■ Work to complete
Pull every line holding the string "label" from the records below.

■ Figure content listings
— start —
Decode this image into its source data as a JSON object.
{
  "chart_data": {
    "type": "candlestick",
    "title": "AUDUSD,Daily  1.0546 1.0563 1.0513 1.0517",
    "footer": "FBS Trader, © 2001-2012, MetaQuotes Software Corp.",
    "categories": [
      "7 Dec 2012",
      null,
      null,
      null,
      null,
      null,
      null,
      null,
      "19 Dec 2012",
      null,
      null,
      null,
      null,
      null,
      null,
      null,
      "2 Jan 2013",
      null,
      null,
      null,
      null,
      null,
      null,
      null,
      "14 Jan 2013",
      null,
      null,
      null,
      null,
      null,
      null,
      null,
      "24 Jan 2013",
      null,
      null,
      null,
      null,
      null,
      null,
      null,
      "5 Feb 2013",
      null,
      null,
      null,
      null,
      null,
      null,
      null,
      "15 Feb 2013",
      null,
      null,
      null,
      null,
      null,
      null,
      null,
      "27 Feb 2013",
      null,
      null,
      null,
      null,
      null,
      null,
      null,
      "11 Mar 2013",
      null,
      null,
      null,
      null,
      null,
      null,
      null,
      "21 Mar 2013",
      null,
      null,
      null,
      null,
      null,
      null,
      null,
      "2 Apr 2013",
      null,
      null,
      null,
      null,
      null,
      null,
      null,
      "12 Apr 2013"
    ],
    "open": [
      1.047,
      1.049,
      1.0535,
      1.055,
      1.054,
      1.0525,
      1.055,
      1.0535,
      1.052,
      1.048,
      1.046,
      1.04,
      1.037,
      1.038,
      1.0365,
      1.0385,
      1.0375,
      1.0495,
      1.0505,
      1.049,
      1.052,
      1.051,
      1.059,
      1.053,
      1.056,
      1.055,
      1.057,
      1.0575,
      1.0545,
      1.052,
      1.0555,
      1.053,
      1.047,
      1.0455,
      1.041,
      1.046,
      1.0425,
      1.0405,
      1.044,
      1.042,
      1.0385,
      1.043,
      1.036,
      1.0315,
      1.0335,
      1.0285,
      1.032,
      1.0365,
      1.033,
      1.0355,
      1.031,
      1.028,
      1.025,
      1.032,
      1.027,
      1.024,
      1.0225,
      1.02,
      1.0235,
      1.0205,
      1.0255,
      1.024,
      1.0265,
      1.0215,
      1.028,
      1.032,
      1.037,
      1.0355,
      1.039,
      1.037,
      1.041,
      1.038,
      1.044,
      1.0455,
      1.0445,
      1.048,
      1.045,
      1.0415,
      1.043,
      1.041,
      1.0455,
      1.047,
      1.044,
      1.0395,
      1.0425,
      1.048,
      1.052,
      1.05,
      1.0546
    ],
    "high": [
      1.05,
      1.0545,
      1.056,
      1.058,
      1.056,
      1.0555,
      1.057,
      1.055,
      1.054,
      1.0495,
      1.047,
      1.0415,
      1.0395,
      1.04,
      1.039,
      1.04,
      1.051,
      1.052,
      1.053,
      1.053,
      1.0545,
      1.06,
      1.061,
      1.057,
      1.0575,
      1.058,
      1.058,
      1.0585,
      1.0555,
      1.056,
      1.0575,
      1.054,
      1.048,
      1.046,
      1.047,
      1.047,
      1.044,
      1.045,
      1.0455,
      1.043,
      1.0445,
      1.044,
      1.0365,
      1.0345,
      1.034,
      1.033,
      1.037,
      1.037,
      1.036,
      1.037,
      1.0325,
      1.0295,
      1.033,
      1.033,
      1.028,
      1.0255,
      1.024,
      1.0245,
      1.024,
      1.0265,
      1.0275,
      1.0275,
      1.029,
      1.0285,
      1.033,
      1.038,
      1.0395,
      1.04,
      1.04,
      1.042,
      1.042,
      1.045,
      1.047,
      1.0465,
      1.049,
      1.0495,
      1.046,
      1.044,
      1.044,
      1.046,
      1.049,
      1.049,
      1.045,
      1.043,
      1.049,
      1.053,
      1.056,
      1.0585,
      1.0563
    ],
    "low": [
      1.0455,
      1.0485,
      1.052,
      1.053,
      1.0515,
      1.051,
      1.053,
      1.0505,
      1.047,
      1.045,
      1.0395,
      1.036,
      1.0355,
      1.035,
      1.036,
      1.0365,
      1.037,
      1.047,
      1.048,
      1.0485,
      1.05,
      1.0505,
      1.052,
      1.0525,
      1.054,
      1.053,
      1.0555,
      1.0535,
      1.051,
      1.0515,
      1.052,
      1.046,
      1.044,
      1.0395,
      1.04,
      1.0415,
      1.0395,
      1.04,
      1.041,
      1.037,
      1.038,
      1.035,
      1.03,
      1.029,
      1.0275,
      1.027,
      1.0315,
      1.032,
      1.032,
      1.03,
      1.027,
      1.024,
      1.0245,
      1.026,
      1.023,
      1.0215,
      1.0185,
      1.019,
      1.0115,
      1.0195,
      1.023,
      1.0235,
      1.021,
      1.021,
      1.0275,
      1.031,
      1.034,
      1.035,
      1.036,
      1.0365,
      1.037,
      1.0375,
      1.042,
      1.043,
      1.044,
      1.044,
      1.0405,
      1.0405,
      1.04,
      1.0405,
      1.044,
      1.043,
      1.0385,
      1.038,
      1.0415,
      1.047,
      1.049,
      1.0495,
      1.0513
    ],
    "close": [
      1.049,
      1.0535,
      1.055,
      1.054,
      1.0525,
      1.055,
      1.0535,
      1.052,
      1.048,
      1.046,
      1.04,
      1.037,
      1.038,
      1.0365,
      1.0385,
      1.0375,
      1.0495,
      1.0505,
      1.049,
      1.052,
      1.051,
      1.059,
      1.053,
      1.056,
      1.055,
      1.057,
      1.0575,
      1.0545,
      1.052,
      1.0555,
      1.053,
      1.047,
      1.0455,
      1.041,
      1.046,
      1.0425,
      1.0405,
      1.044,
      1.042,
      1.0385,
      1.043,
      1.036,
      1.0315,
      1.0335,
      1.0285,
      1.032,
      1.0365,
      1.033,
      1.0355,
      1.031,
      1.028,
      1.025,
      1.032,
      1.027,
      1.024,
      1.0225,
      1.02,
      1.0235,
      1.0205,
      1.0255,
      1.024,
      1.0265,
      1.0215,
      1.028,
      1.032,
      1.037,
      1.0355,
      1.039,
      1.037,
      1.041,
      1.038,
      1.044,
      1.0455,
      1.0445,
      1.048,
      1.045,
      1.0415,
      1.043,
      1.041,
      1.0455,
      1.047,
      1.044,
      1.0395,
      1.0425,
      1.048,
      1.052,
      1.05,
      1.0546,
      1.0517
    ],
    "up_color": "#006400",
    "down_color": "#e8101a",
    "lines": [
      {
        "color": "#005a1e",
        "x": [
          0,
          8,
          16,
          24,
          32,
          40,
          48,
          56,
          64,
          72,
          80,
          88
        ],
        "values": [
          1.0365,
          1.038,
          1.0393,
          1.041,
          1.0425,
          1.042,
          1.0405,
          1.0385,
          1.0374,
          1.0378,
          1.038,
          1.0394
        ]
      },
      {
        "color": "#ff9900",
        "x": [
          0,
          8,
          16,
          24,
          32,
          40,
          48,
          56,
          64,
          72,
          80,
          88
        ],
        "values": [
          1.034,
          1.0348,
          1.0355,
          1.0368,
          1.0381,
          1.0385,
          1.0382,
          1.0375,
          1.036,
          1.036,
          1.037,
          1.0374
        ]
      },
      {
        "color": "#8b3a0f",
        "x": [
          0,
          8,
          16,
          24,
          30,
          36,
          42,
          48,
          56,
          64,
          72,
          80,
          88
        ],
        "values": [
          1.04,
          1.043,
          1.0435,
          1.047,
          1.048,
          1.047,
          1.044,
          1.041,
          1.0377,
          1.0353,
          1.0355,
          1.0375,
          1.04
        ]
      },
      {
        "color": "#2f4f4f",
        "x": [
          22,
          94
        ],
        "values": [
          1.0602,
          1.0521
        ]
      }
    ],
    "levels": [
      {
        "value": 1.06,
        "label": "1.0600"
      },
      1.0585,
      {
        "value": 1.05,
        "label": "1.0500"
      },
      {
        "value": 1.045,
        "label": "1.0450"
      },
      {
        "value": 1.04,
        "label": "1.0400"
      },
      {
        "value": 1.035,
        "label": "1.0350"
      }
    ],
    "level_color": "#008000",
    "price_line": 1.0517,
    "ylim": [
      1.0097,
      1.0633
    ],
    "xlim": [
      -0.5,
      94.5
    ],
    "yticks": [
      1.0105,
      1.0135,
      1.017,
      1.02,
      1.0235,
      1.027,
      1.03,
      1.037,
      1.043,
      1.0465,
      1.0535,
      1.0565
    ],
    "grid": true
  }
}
— end —
■ Full response
        "label": "1.0600"
        "label": "1.0500"
        "label": "1.0450"
        "label": "1.0400"
        "label": "1.0350"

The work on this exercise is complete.